● **Exercise input**:
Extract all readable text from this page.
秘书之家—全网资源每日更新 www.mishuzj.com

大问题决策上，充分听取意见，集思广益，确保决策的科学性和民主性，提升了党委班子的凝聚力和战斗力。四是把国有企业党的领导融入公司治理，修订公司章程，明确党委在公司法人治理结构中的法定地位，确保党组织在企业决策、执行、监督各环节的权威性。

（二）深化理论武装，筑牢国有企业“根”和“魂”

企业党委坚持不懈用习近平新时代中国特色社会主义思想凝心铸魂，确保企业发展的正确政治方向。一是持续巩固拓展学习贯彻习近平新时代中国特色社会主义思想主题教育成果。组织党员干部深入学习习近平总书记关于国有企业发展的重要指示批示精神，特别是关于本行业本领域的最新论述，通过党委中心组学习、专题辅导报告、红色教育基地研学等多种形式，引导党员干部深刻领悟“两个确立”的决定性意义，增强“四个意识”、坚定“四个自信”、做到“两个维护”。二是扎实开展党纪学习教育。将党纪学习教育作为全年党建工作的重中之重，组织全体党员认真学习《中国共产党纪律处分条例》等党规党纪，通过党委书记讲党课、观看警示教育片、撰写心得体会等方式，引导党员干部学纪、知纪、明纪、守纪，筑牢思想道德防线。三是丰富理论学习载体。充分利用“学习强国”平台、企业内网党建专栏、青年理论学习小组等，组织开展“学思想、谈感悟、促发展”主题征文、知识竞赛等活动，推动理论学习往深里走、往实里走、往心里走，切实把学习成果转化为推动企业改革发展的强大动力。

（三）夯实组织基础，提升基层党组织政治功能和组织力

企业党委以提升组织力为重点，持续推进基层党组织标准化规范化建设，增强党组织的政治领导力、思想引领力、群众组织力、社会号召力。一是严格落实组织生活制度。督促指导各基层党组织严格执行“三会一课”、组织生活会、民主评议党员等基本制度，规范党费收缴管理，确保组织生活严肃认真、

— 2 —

● **Goal**:
Reproduce each line verbatim.

● **Response to this task**:
Extract all readable text from this page.
秘书之家—全网资源每日更新 www.mishuzj.com

大问题决策上，充分听取意见，集思广益，确保决策的科学性和民主性，提升了党委班子的凝聚力和战斗力。四是把国有企业党的领导融入公司治理，修订公司章程，明确党委在公司法人治理结构中的法定地位，确保党组织在企业决策、执行、监督各环节的权威性。

（二）深化理论武装，筑牢国有企业“根”和“魂”

企业党委坚持不懈用习近平新时代中国特色社会主义思想凝心铸魂，确保企业发展的正确政治方向。一是持续巩固拓展学习贯彻习近平新时代中国特色社会主义思想主题教育成果。组织党员干部深入学习习近平总书记关于国有企业发展的重要指示批示精神，特别是关于本行业本领域的最新论述，通过党委中心组学习、专题辅导报告、红色教育基地研学等多种形式，引导党员干部深刻领悟“两个确立”的决定性意义，增强“四个意识”、坚定“四个自信”、做到“两个维护”。二是扎实开展党纪学习教育。将党纪学习教育作为全年党建工作的重中之重，组织全体党员认真学习《中国共产党纪律处分条例》等党规党纪，通过党委书记讲党课、观看警示教育片、撰写心得体会等方式，引导党员干部学纪、知纪、明纪、守纪，筑牢思想道德防线。三是丰富理论学习载体。充分利用“学习强国”平台、企业内网党建专栏、青年理论学习小组等，组织开展“学思想、谈感悟、促发展”主题征文、知识竞赛等活动，推动理论学习往深里走、往实里走、往心里走，切实把学习成果转化为推动企业改革发展的强大动力。

（三）夯实组织基础，提升基层党组织政治功能和组织力

企业党委以提升组织力为重点，持续推进基层党组织标准化规范化建设，增强党组织的政治领导力、思想引领力、群众组织力、社会号召力。一是严格落实组织生活制度。督促指导各基层党组织严格执行“三会一课”、组织生活会、民主评议党员等基本制度，规范党费收缴管理，确保组织生活严肃认真、

— 2 —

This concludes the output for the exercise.